__Requirements__: Can you print every record below exactly as written?

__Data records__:
** begin **

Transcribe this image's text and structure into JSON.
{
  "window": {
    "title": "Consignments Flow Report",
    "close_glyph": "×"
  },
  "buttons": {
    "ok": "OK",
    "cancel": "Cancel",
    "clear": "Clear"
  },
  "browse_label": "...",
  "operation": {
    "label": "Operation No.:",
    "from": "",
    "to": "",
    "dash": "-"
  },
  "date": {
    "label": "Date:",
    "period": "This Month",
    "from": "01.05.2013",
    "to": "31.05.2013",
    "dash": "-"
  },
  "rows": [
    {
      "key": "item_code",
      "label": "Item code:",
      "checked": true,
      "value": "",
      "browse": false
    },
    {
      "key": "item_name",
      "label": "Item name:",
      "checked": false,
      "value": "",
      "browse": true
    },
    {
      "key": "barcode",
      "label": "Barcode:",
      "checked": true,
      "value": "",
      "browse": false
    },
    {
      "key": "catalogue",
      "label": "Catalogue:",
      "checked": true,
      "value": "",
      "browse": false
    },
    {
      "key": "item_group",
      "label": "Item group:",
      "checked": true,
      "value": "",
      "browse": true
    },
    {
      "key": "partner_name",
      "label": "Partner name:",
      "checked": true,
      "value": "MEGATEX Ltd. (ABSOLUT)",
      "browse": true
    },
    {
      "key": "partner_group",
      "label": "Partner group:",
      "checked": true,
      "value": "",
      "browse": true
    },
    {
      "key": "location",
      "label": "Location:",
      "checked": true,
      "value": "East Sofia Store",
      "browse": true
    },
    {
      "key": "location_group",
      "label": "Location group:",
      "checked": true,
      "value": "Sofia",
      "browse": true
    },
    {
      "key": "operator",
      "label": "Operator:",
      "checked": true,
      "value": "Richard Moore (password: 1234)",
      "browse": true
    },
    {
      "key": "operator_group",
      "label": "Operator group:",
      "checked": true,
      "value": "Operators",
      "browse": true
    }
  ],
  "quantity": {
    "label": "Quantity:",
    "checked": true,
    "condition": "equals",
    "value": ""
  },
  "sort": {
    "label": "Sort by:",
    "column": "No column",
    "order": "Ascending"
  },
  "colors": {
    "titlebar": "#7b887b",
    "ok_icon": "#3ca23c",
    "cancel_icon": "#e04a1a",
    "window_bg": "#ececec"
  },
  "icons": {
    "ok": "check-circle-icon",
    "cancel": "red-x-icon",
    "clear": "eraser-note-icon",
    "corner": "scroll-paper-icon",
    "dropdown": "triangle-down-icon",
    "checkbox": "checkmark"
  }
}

** end **

__Solution to this problem__:
Transcribe this image's text and structure into JSON.
{
  "window": {
    "title": "Consignments Flow Report",
    "close_glyph": "×"
  },
  "buttons": {
    "ok": "OK",
    "cancel": "Cancel",
    "clear": "Clear"
  },
  "browse_label": "...",
  "operation": {
    "label": "Operation No.:",
    "from": "",
    "to": "",
    "dash": "-"
  },
  "date": {
    "label": "Date:",
    "period": "This Month",
    "from": "01.05.2013",
    "to": "31.05.2013",
    "dash": "-"
  },
  "rows": [
    {
      "key": "item_code",
      "label": "Item code:",
      "checked": true,
      "value": "",
      "browse": false
    },
    {
      "key": "item_name",
      "label": "Item name:",
      "checked": false,
      "value": "",
      "browse": true
    },
    {
      "key": "barcode",
      "label": "Barcode:",
      "checked": true,
      "value": "",
      "browse": false
    },
    {
      "key": "catalogue",
      "label": "Catalogue:",
      "checked": true,
      "value": "",
      "browse": false
    },
    {
      "key": "item_group",
      "label": "Item group:",
      "checked": true,
      "value": "",
      "browse": true
    },
    {
      "key": "partner_name",
      "label": "Partner name:",
      "checked": true,
      "value": "MEGATEX Ltd. (ABSOLUT)",
      "browse": true
    },
    {
      "key": "partner_group",
      "label": "Partner group:",
      "checked": true,
      "value": "",
      "browse": true
    },
    {
      "key": "location",
      "label": "Location:",
      "checked": true,
      "value": "East Sofia Store",
      "browse": true
    },
    {
      "key": "location_group",
      "label": "Location group:",
      "checked": true,
      "value": "Sofia",
      "browse": true
    },
    {
      "key": "operator",
      "label": "Operator:",
      "checked": true,
      "value": "Richard Moore (password: 1234)",
      "browse": true
    },
    {
      "key": "operator_group",
      "label": "Operator group:",
      "checked": true,
      "value": "Operators",
      "browse": true
    }
  ],
  "quantity": {
    "label": "Quantity:",
    "checked": true,
    "condition": "equals",
    "value": ""
  },
  "sort": {
    "label": "Sort by:",
    "column": "No column",
    "order": "Ascending"
  },
  "colors": {
    "titlebar": "#7b887b",
    "ok_icon": "#3ca23c",
    "cancel_icon": "#e04a1a",
    "window_bg": "#ececec"
  },
  "icons": {
    "ok": "check-circle-icon",
    "cancel": "red-x-icon",
    "clear": "eraser-note-icon",
    "corner": "scroll-paper-icon",
    "dropdown": "triangle-down-icon",
    "checkbox": "checkmark"
  }
}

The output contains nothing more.